-------- Data for this task
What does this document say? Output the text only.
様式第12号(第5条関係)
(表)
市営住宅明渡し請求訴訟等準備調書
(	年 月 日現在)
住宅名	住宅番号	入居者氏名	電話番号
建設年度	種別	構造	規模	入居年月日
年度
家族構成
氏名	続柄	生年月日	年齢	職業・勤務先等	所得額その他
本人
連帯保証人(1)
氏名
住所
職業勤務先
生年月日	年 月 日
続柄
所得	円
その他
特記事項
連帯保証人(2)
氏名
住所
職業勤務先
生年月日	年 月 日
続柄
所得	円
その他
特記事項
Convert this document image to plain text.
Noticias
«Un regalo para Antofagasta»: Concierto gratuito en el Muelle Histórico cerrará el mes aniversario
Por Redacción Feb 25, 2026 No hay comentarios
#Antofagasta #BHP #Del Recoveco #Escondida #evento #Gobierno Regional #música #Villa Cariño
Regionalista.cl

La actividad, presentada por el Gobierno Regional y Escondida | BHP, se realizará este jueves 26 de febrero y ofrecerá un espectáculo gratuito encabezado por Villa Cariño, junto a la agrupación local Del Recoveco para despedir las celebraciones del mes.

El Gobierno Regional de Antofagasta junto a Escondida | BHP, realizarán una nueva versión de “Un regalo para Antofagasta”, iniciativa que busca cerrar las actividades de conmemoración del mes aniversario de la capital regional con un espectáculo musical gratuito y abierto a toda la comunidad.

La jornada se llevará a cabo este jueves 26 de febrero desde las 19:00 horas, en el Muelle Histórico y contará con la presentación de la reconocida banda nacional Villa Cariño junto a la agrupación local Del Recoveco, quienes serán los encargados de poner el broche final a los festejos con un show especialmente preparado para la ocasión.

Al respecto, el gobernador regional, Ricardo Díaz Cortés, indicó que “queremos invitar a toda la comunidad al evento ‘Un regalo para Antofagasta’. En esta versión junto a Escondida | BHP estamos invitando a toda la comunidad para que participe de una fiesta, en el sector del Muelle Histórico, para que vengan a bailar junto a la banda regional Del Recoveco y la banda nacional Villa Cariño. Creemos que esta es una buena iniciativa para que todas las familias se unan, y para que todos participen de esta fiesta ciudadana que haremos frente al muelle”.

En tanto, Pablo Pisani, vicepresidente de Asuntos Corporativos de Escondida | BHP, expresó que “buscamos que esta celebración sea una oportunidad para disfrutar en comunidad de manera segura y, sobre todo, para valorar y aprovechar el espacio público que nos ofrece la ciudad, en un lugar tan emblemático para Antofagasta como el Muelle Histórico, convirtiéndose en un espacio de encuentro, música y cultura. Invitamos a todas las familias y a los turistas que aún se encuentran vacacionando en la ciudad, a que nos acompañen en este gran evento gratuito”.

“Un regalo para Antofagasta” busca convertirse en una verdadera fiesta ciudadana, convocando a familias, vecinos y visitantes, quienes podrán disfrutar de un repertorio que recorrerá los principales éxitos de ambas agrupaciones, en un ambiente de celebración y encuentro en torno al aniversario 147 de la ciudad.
----------------
• _Exercise_
For the material, find the number of lines holding the word "febrero" and give that figure and nothing more.

• _Answer to the problem_
2